:: Given instruction ::
Give all of the lines again, with nothing added or dropped.

──────── Data entries ────────

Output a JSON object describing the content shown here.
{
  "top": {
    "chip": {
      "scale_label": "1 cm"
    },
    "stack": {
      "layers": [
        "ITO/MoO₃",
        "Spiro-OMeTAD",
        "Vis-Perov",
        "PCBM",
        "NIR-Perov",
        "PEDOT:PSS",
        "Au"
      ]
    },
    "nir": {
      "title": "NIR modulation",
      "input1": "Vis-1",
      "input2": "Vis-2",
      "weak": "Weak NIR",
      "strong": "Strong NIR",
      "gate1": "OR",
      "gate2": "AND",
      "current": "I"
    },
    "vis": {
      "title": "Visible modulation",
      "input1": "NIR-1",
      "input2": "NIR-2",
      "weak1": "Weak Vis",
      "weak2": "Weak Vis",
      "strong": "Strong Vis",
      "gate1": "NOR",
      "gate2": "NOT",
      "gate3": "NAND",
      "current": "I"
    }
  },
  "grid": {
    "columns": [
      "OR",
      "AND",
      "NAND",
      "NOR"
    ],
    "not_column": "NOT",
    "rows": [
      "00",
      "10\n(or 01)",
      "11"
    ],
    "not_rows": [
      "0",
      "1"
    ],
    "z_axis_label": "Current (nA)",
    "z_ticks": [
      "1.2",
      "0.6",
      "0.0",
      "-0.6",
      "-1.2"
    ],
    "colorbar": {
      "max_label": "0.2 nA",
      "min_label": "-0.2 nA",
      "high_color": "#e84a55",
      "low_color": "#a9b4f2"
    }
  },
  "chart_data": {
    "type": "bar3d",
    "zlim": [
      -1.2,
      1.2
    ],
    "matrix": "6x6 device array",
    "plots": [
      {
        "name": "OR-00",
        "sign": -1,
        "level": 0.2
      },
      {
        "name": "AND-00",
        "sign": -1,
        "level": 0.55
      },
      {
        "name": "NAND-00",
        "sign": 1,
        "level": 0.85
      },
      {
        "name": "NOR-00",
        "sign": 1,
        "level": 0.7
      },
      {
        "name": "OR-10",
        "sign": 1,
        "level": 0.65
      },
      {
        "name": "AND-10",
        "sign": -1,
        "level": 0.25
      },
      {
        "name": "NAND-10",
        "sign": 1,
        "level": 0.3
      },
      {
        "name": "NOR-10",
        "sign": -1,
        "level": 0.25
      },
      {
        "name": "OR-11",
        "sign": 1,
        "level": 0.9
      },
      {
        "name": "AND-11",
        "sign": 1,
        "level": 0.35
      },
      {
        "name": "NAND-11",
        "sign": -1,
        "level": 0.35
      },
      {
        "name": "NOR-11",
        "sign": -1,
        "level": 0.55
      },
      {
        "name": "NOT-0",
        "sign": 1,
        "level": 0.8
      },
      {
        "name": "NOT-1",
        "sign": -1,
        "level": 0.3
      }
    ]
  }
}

────────

:: Expected answer ::
Output a JSON object describing the content shown here.
{
  "top": {
    "chip": {
      "scale_label": "1 cm"
    },
    "stack": {
      "layers": [
        "ITO/MoO₃",
        "Spiro-OMeTAD",
        "Vis-Perov",
        "PCBM",
        "NIR-Perov",
        "PEDOT:PSS",
        "Au"
      ]
    },
    "nir": {
      "title": "NIR modulation",
      "input1": "Vis-1",
      "input2": "Vis-2",
      "weak": "Weak NIR",
      "strong": "Strong NIR",
      "gate1": "OR",
      "gate2": "AND",
      "current": "I"
    },
    "vis": {
      "title": "Visible modulation",
      "input1": "NIR-1",
      "input2": "NIR-2",
      "weak1": "Weak Vis",
      "weak2": "Weak Vis",
      "strong": "Strong Vis",
      "gate1": "NOR",
      "gate2": "NOT",
      "gate3": "NAND",
      "current": "I"
    }
  },
  "grid": {
    "columns": [
      "OR",
      "AND",
      "NAND",
      "NOR"
    ],
    "not_column": "NOT",
    "rows": [
      "00",
      "10\n(or 01)",
      "11"
    ],
    "not_rows": [
      "0",
      "1"
    ],
    "z_axis_label": "Current (nA)",
    "z_ticks": [
      "1.2",
      "0.6",
      "0.0",
      "-0.6",
      "-1.2"
    ],
    "colorbar": {
      "max_label": "0.2 nA",
      "min_label": "-0.2 nA",
      "high_color": "#e84a55",
      "low_color": "#a9b4f2"
    }
  },
  "chart_data": {
    "type": "bar3d",
    "zlim": [
      -1.2,
      1.2
    ],
    "matrix": "6x6 device array",
    "plots": [
      {
        "name": "OR-00",
        "sign": -1,
        "level": 0.2
      },
      {
        "name": "AND-00",
        "sign": -1,
        "level": 0.55
      },
      {
        "name": "NAND-00",
        "sign": 1,
        "level": 0.85
      },
      {
        "name": "NOR-00",
        "sign": 1,
        "level": 0.7
      },
      {
        "name": "OR-10",
        "sign": 1,
        "level": 0.65
      },
      {
        "name": "AND-10",
        "sign": -1,
        "level": 0.25
      },
      {
        "name": "NAND-10",
        "sign": 1,
        "level": 0.3
      },
      {
        "name": "NOR-10",
        "sign": -1,
        "level": 0.25
      },
      {
        "name": "OR-11",
        "sign": 1,
        "level": 0.9
      },
      {
        "name": "AND-11",
        "sign": 1,
        "level": 0.35
      },
      {
        "name": "NAND-11",
        "sign": -1,
        "level": 0.35
      },
      {
        "name": "NOR-11",
        "sign": -1,
        "level": 0.55
      },
      {
        "name": "NOT-0",
        "sign": 1,
        "level": 0.8
      },
      {
        "name": "NOT-1",
        "sign": -1,
        "level": 0.3
      }
    ]
  }
}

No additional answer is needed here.